*Instructions to follow:* The entries below need to be written out exactly, with no pictures included.

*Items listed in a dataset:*
* START *
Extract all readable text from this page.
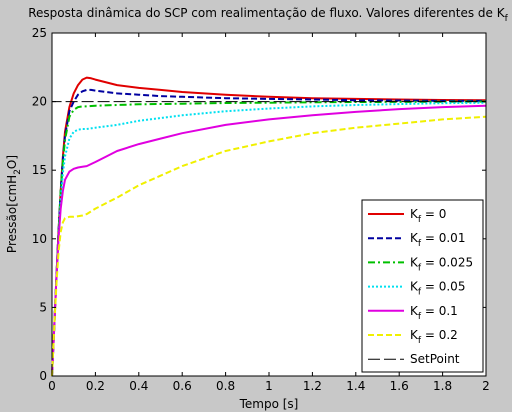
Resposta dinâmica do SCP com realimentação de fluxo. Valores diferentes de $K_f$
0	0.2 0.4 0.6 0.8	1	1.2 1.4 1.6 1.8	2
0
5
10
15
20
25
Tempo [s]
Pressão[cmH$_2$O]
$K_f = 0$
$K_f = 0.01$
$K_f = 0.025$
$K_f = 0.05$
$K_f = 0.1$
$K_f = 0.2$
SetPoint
* END *
*Response to the exercise:*
Extract all readable text from this page.
Resposta dinâmica do SCP com realimentação de fluxo. Valores diferentes de $K_f$
0	0.2 0.4 0.6 0.8	1	1.2 1.4 1.6 1.8	2
0
5
10
15
20
25
Tempo [s]
Pressão[cmH$_2$O]
$K_f = 0$
$K_f = 0.01$
$K_f = 0.025$
$K_f = 0.05$
$K_f = 0.1$
$K_f = 0.2$
SetPoint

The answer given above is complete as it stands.